**Task requirements**: Check each line of the records for "entsprechend"; collect those that have it.

**Material provided**:
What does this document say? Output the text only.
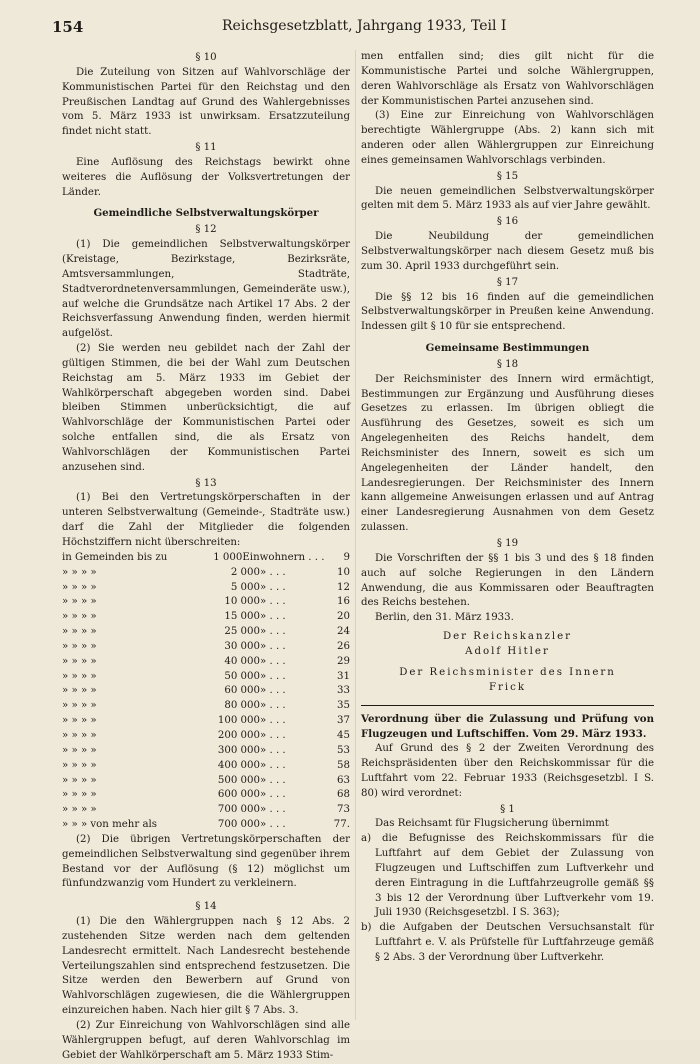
154	Reichsgesetzblatt, Jahrgang 1933, Teil I

§ 10

Die Zuteilung von Sitzen auf Wahlvorschläge der Kommunistischen Partei für den Reichstag und den Preußischen Landtag auf Grund des Wahlergebnisses vom 5. März 1933 ist unwirksam. Ersatzzuteilung findet nicht statt.

§ 11

Eine Auflösung des Reichstags bewirkt ohne weiteres die Auflösung der Volksvertretungen der Länder.

Gemeindliche Selbstverwaltungskörper

§ 12

(1) Die gemeindlichen Selbstverwaltungskörper (Kreistage, Bezirkstage, Bezirksräte, Amtsversammlungen, Stadträte, Stadtverordnetenversammlungen, Gemeinderäte usw.), auf welche die Grundsätze nach Artikel 17 Abs. 2 der Reichsverfassung Anwendung finden, werden hiermit aufgelöst.

(2) Sie werden neu gebildet nach der Zahl der gültigen Stimmen, die bei der Wahl zum Deutschen Reichstag am 5. März 1933 im Gebiet der Wahlkörperschaft abgegeben worden sind. Dabei bleiben Stimmen unberücksichtigt, die auf Wahlvorschläge der Kommunistischen Partei oder solche entfallen sind, die als Ersatz von Wahlvorschlägen der Kommunistischen Partei anzusehen sind.

§ 13

(1) Bei den Vertretungskörperschaften in der unteren Selbstverwaltung (Gemeinde-, Stadträte usw.) darf die Zahl der Mitglieder die folgenden Höchstziffern nicht überschreiten:

in Gemeinden bis zu	1 000 Einwohnern . . .	9
» » » »	2 000 » . . .	10
» » » »	5 000 » . . .	12
» » » »	10 000 » . . .	16
» » » »	15 000 » . . .	20
» » » »	25 000 » . . .	24
» » » »	30 000 » . . .	26
» » » »	40 000 » . . .	29
» » » »	50 000 » . . .	31
» » » »	60 000 » . . .	33
» » » »	80 000 » . . .	35
» » » »	100 000 » . . .	37
» » » »	200 000 » . . .	45
» » » »	300 000 » . . .	53
» » » »	400 000 » . . .	58
» » » »	500 000 » . . .	63
» » » »	600 000 » . . .	68
» » » »	700 000 » . . .	73
» » » von mehr als	700 000 » . . .	77.

(2) Die übrigen Vertretungskörperschaften der gemeindlichen Selbstverwaltung sind gegenüber ihrem Bestand vor der Auflösung (§ 12) möglichst um fünfundzwanzig vom Hundert zu verkleinern.

§ 14

(1) Die den Wählergruppen nach § 12 Abs. 2 zustehenden Sitze werden nach dem geltenden Landesrecht ermittelt. Nach Landesrecht bestehende Verteilungszahlen sind entsprechend festzusetzen. Die Sitze werden den Bewerbern auf Grund von Wahlvorschlägen zugewiesen, die die Wählergruppen einzureichen haben. Nach hier gilt § 7 Abs. 3.

(2) Zur Einreichung von Wahlvorschlägen sind alle Wählergruppen befugt, auf deren Wahlvorschlag im Gebiet der Wahlkörperschaft am 5. März 1933 Stim-

men entfallen sind; dies gilt nicht für die Kommunistische Partei und solche Wählergruppen, deren Wahlvorschläge als Ersatz von Wahlvorschlägen der Kommunistischen Partei anzusehen sind.

(3) Eine zur Einreichung von Wahlvorschlägen berechtigte Wählergruppe (Abs. 2) kann sich mit anderen oder allen Wählergruppen zur Einreichung eines gemeinsamen Wahlvorschlags verbinden.

§ 15

Die neuen gemeindlichen Selbstverwaltungskörper gelten mit dem 5. März 1933 als auf vier Jahre gewählt.

§ 16

Die Neubildung der gemeindlichen Selbstverwaltungskörper nach diesem Gesetz muß bis zum 30. April 1933 durchgeführt sein.

§ 17

Die §§ 12 bis 16 finden auf die gemeindlichen Selbstverwaltungskörper in Preußen keine Anwendung. Indessen gilt § 10 für sie entsprechend.

Gemeinsame Bestimmungen

§ 18

Der Reichsminister des Innern wird ermächtigt, Bestimmungen zur Ergänzung und Ausführung dieses Gesetzes zu erlassen. Im übrigen obliegt die Ausführung des Gesetzes, soweit es sich um Angelegenheiten des Reichs handelt, dem Reichsminister des Innern, soweit es sich um Angelegenheiten der Länder handelt, den Landesregierungen. Der Reichsminister des Innern kann allgemeine Anweisungen erlassen und auf Antrag einer Landesregierung Ausnahmen von dem Gesetz zulassen.

§ 19

Die Vorschriften der §§ 1 bis 3 und des § 18 finden auch auf solche Regierungen in den Ländern Anwendung, die aus Kommissaren oder Beauftragten des Reichs bestehen.

Berlin, den 31. März 1933.

Der Reichskanzler

Adolf Hitler

Der Reichsminister des Innern

Frick

Verordnung über die Zulassung und Prüfung von Flugzeugen und Luftschiffen. Vom 29. März 1933.

Auf Grund des § 2 der Zweiten Verordnung des Reichspräsidenten über den Reichskommissar für die Luftfahrt vom 22. Februar 1933 (Reichsgesetzbl. I S. 80) wird verordnet:

§ 1

Das Reichsamt für Flugsicherung übernimmt

a) die Befugnisse des Reichskommissars für die Luftfahrt auf dem Gebiet der Zulassung von Flugzeugen und Luftschiffen zum Luftverkehr und deren Eintragung in die Luftfahrzeugrolle gemäß §§ 3 bis 12 der Verordnung über Luftverkehr vom 19. Juli 1930 (Reichsgesetzbl. I S. 363);

b) die Aufgaben der Deutschen Versuchsanstalt für Luftfahrt e. V. als Prüfstelle für Luftfahrzeuge gemäß § 2 Abs. 3 der Verordnung über Luftverkehr.
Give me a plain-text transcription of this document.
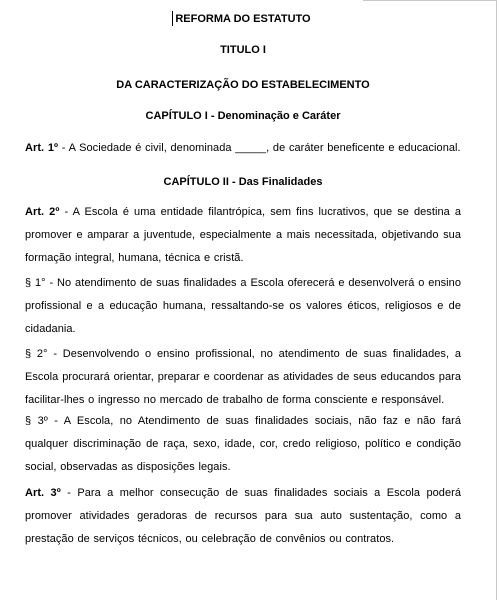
REFORMA DO ESTATUTO
TITULO I
DA CARACTERIZAÇÃO DO ESTABELECIMENTO
CAPÍTULO I - Denominação e Caráter
Art. 1º - A Sociedade é civil, denominada _____, de caráter beneficente e educacional.
CAPÍTULO II - Das Finalidades
Art. 2º - A Escola é uma entidade filantrópica, sem fins lucrativos, que se destina a promover e amparar a juventude, especialmente a mais necessitada, objetivando sua formação integral, humana, técnica e cristã.
§ 1° - No atendimento de suas finalidades a Escola oferecerá e desenvolverá o ensino profissional e a educação humana, ressaltando-se os valores éticos, religiosos e de cidadania.
§ 2° - Desenvolvendo o ensino profissional, no atendimento de suas finalidades, a Escola procurará orientar, preparar e coordenar as atividades de seus educandos para facilitar-lhes o ingresso no mercado de trabalho de forma consciente e responsável.
§ 3º - A Escola, no Atendimento de suas finalidades sociais, não faz e não fará qualquer discriminação de raça, sexo, idade, cor, credo religioso, político e condição social, observadas as disposições legais.
Art. 3º - Para a melhor consecução de suas finalidades sociais a Escola poderá promover atividades geradoras de recursos para sua auto sustentação, como a prestação de serviços técnicos, ou celebração de convênios ou contratos.
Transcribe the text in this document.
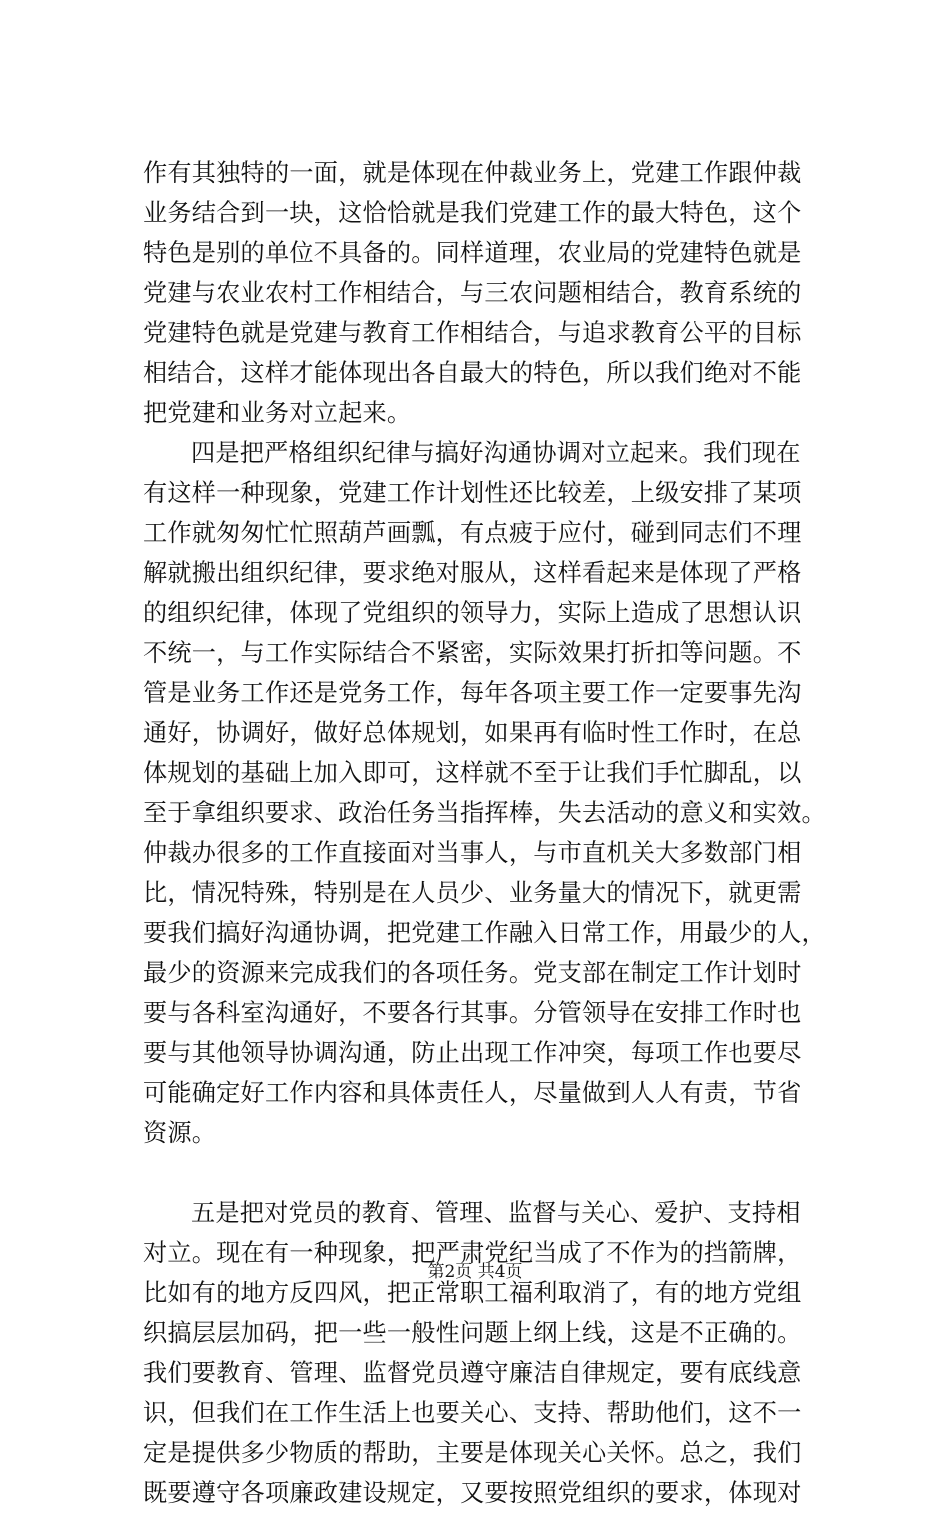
作有其独特的一面，就是体现在仲裁业务上，党建工作跟仲裁
业务结合到一块，这恰恰就是我们党建工作的最大特色，这个
特色是别的单位不具备的。同样道理，农业局的党建特色就是
党建与农业农村工作相结合，与三农问题相结合，教育系统的
党建特色就是党建与教育工作相结合，与追求教育公平的目标
相结合，这样才能体现出各自最大的特色，所以我们绝对不能
把党建和业务对立起来。
四是把严格组织纪律与搞好沟通协调对立起来。我们现在
有这样一种现象，党建工作计划性还比较差，上级安排了某项
工作就匆匆忙忙照葫芦画瓢，有点疲于应付，碰到同志们不理
解就搬出组织纪律，要求绝对服从，这样看起来是体现了严格
的组织纪律，体现了党组织的领导力，实际上造成了思想认识
不统一，与工作实际结合不紧密，实际效果打折扣等问题。不
管是业务工作还是党务工作，每年各项主要工作一定要事先沟
通好，协调好，做好总体规划，如果再有临时性工作时，在总
体规划的基础上加入即可，这样就不至于让我们手忙脚乱，以
至于拿组织要求、政治任务当指挥棒，失去活动的意义和实效。
仲裁办很多的工作直接面对当事人，与市直机关大多数部门相
比，情况特殊，特别是在人员少、业务量大的情况下，就更需
要我们搞好沟通协调，把党建工作融入日常工作，用最少的人，
最少的资源来完成我们的各项任务。党支部在制定工作计划时
要与各科室沟通好，不要各行其事。分管领导在安排工作时也
要与其他领导协调沟通，防止出现工作冲突，每项工作也要尽
可能确定好工作内容和具体责任人，尽量做到人人有责，节省
资源。
五是把对党员的教育、管理、监督与关心、爱护、支持相
对立。现在有一种现象，把严肃党纪当成了不作为的挡箭牌，
比如有的地方反四风，把正常职工福利取消了，有的地方党组
织搞层层加码，把一些一般性问题上纲上线，这是不正确的。
我们要教育、管理、监督党员遵守廉洁自律规定，要有底线意
识，但我们在工作生活上也要关心、支持、帮助他们，这不一
定是提供多少物质的帮助，主要是体现关心关怀。总之，我们
既要遵守各项廉政建设规定，又要按照党组织的要求，体现对
第2页 共4页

**Written solution**:
(1) Die den Wählergruppen nach § 12 Abs. 2 zustehenden Sitze werden nach dem geltenden Landesrecht ermittelt. Nach Landesrecht bestehende Verteilungszahlen sind entsprechend festzusetzen. Die Sitze werden den Bewerbern auf Grund von Wahlvorschlägen zugewiesen, die die Wählergruppen einzureichen haben. Nach hier gilt § 7 Abs. 3.
Die §§ 12 bis 16 finden auf die gemeindlichen Selbstverwaltungskörper in Preußen keine Anwendung. Indessen gilt § 10 für sie entsprechend.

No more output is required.